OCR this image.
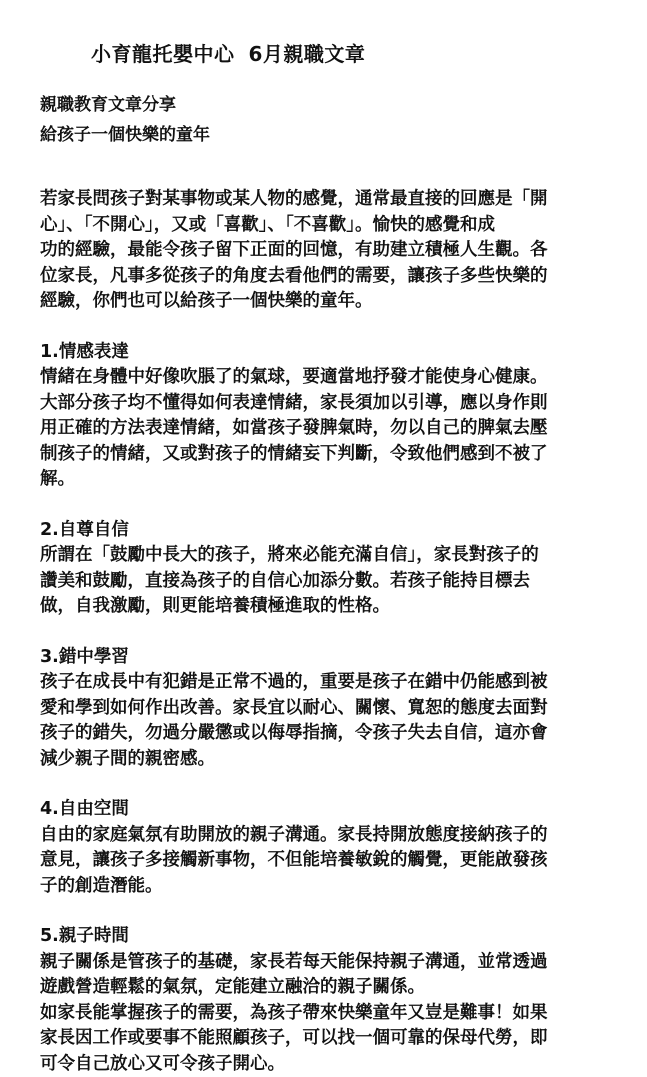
小育龍托嬰中心 6月親職文章
親職教育文章分享
給孩子一個快樂的童年

若家長問孩子對某事物或某人物的感覺，通常最直接的回應是「開
心」、「不開心」，又或「喜歡」、「不喜歡」。愉快的感覺和成
功的經驗，最能令孩子留下正面的回憶，有助建立積極人生觀。各
位家長，凡事多從孩子的角度去看他們的需要，讓孩子多些快樂的
經驗，你們也可以給孩子一個快樂的童年。

1.情感表達

情緒在身體中好像吹脹了的氣球，要適當地抒發才能使身心健康。
大部分孩子均不懂得如何表達情緒，家長須加以引導，應以身作則
用正確的方法表達情緒，如當孩子發脾氣時，勿以自己的脾氣去壓
制孩子的情緒，又或對孩子的情緒妄下判斷，令致他們感到不被了
解。

2.自尊自信

所謂在「鼓勵中長大的孩子，將來必能充滿自信」，家長對孩子的
讚美和鼓勵，直接為孩子的自信心加添分數。若孩子能持目標去
做，自我激勵，則更能培養積極進取的性格。

3.錯中學習

孩子在成長中有犯錯是正常不過的，重要是孩子在錯中仍能感到被
愛和學到如何作出改善。家長宜以耐心、關懷、寬恕的態度去面對
孩子的錯失，勿過分嚴懲或以侮辱指摘，令孩子失去自信，這亦會
減少親子間的親密感。

4.自由空間

自由的家庭氣氛有助開放的親子溝通。家長持開放態度接納孩子的
意見，讓孩子多接觸新事物，不但能培養敏銳的觸覺，更能啟發孩
子的創造潛能。

5.親子時間

親子關係是管孩子的基礎，家長若每天能保持親子溝通，並常透過
遊戲營造輕鬆的氣氛，定能建立融洽的親子關係。
如家長能掌握孩子的需要，為孩子帶來快樂童年又豈是難事！如果
家長因工作或要事不能照顧孩子，可以找一個可靠的保母代勞，即
可令自己放心又可令孩子開心。
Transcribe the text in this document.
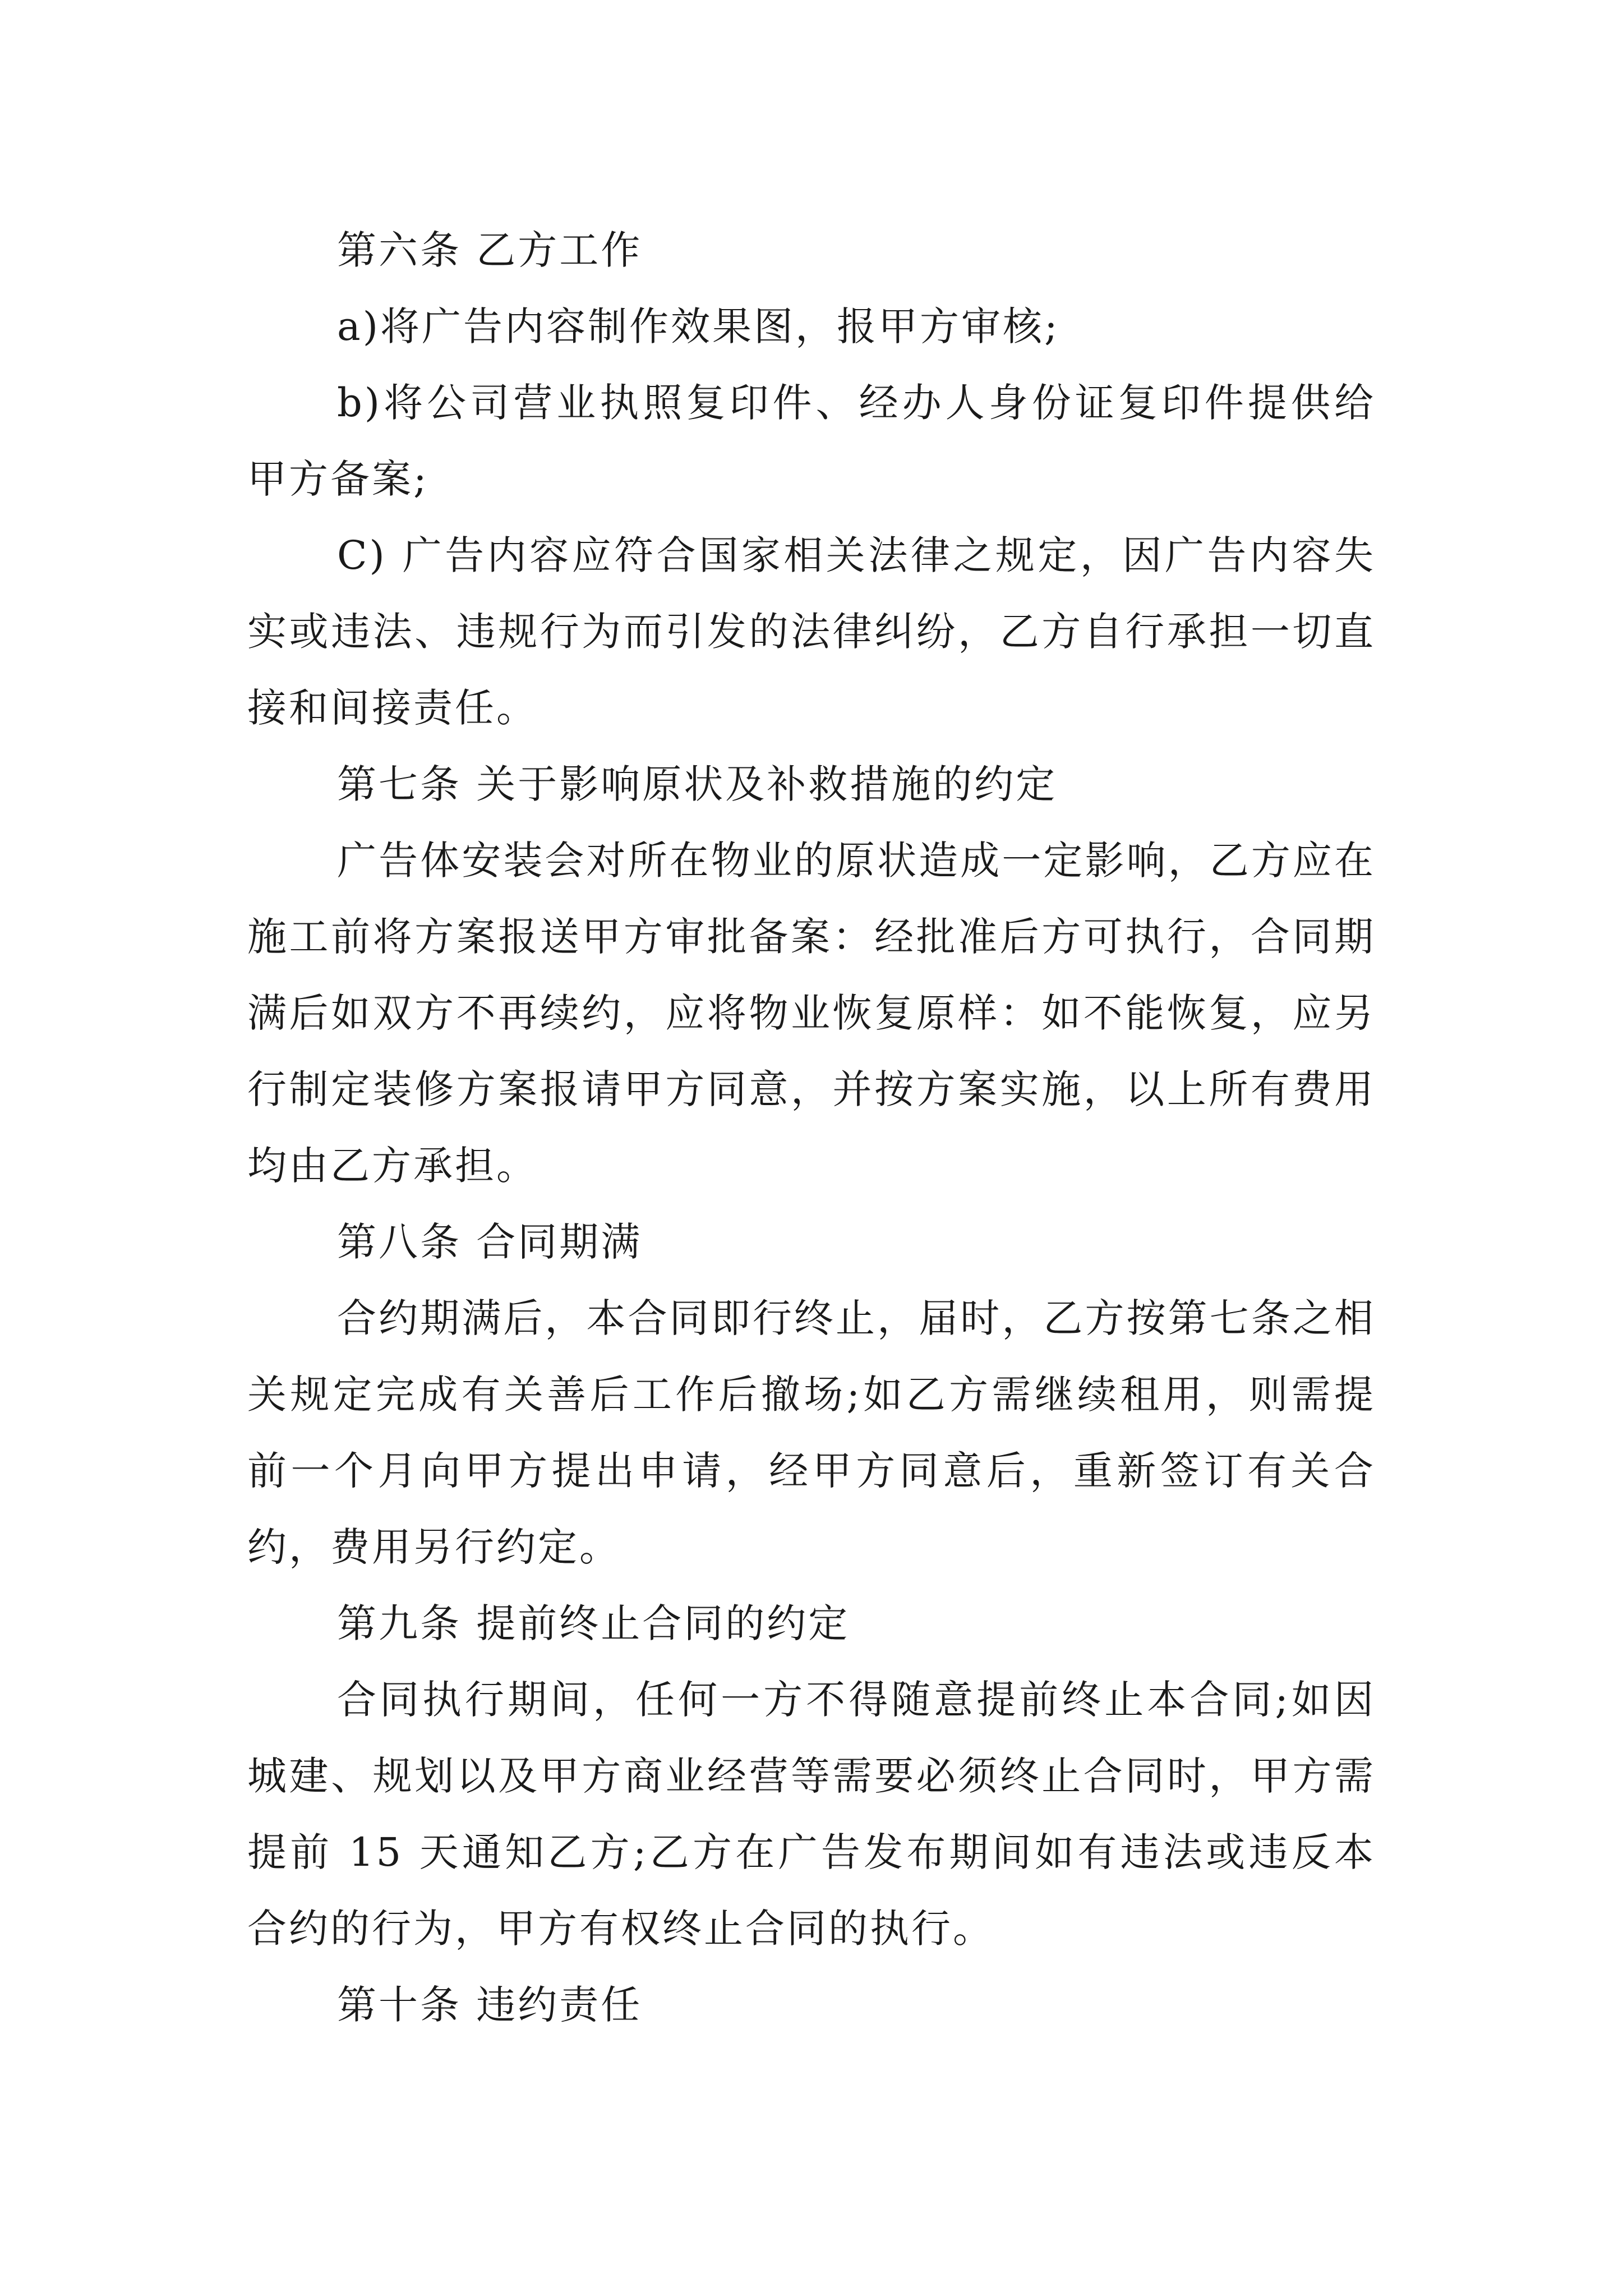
第六条 乙方工作

a)将广告内容制作效果图，报甲方审核;

b)将公司营业执照复印件、经办人身份证复印件提供给甲方备案;

C) 广告内容应符合国家相关法律之规定，因广告内容失实或违法、违规行为而引发的法律纠纷，乙方自行承担一切直接和间接责任。

第七条 关于影响原状及补救措施的约定

广告体安装会对所在物业的原状造成一定影响，乙方应在施工前将方案报送甲方审批备案：经批准后方可执行，合同期满后如双方不再续约，应将物业恢复原样：如不能恢复，应另行制定装修方案报请甲方同意，并按方案实施，以上所有费用均由乙方承担。

第八条 合同期满

合约期满后，本合同即行终止，届时，乙方按第七条之相关规定完成有关善后工作后撤场;如乙方需继续租用，则需提前一个月向甲方提出申请，经甲方同意后，重新签订有关合约，费用另行约定。

第九条 提前终止合同的约定

合同执行期间，任何一方不得随意提前终止本合同;如因城建、规划以及甲方商业经营等需要必须终止合同时，甲方需提前 15 天通知乙方;乙方在广告发布期间如有违法或违反本合约的行为，甲方有权终止合同的执行。

第十条 违约责任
■ ■ ■
**The task**
Leave out every picture and copy the rest of the records exactly.

**Answer for this exercise**
OCR this image.
小育龍托嬰中心 6月親職文章
親職教育文章分享
給孩子一個快樂的童年

若家長問孩子對某事物或某人物的感覺，通常最直接的回應是「開
心」、「不開心」，又或「喜歡」、「不喜歡」。愉快的感覺和成
功的經驗，最能令孩子留下正面的回憶，有助建立積極人生觀。各
位家長，凡事多從孩子的角度去看他們的需要，讓孩子多些快樂的
經驗，你們也可以給孩子一個快樂的童年。

1.情感表達

情緒在身體中好像吹脹了的氣球，要適當地抒發才能使身心健康。
大部分孩子均不懂得如何表達情緒，家長須加以引導，應以身作則
用正確的方法表達情緒，如當孩子發脾氣時，勿以自己的脾氣去壓
制孩子的情緒，又或對孩子的情緒妄下判斷，令致他們感到不被了
解。

2.自尊自信

所謂在「鼓勵中長大的孩子，將來必能充滿自信」，家長對孩子的
讚美和鼓勵，直接為孩子的自信心加添分數。若孩子能持目標去
做，自我激勵，則更能培養積極進取的性格。

3.錯中學習

孩子在成長中有犯錯是正常不過的，重要是孩子在錯中仍能感到被
愛和學到如何作出改善。家長宜以耐心、關懷、寬恕的態度去面對
孩子的錯失，勿過分嚴懲或以侮辱指摘，令孩子失去自信，這亦會
減少親子間的親密感。

4.自由空間

自由的家庭氣氛有助開放的親子溝通。家長持開放態度接納孩子的
意見，讓孩子多接觸新事物，不但能培養敏銳的觸覺，更能啟發孩
子的創造潛能。

5.親子時間

親子關係是管孩子的基礎，家長若每天能保持親子溝通，並常透過
遊戲營造輕鬆的氣氛，定能建立融洽的親子關係。
如家長能掌握孩子的需要，為孩子帶來快樂童年又豈是難事！如果
家長因工作或要事不能照顧孩子，可以找一個可靠的保母代勞，即
可令自己放心又可令孩子開心。
Transcribe the text in this document.
第六条 乙方工作

a)将广告内容制作效果图，报甲方审核;

b)将公司营业执照复印件、经办人身份证复印件提供给甲方备案;

C) 广告内容应符合国家相关法律之规定，因广告内容失实或违法、违规行为而引发的法律纠纷，乙方自行承担一切直接和间接责任。

第七条 关于影响原状及补救措施的约定

广告体安装会对所在物业的原状造成一定影响，乙方应在施工前将方案报送甲方审批备案：经批准后方可执行，合同期满后如双方不再续约，应将物业恢复原样：如不能恢复，应另行制定装修方案报请甲方同意，并按方案实施，以上所有费用均由乙方承担。

第八条 合同期满

合约期满后，本合同即行终止，届时，乙方按第七条之相关规定完成有关善后工作后撤场;如乙方需继续租用，则需提前一个月向甲方提出申请，经甲方同意后，重新签订有关合约，费用另行约定。

第九条 提前终止合同的约定

合同执行期间，任何一方不得随意提前终止本合同;如因城建、规划以及甲方商业经营等需要必须终止合同时，甲方需提前 15 天通知乙方;乙方在广告发布期间如有违法或违反本合约的行为，甲方有权终止合同的执行。

第十条 违约责任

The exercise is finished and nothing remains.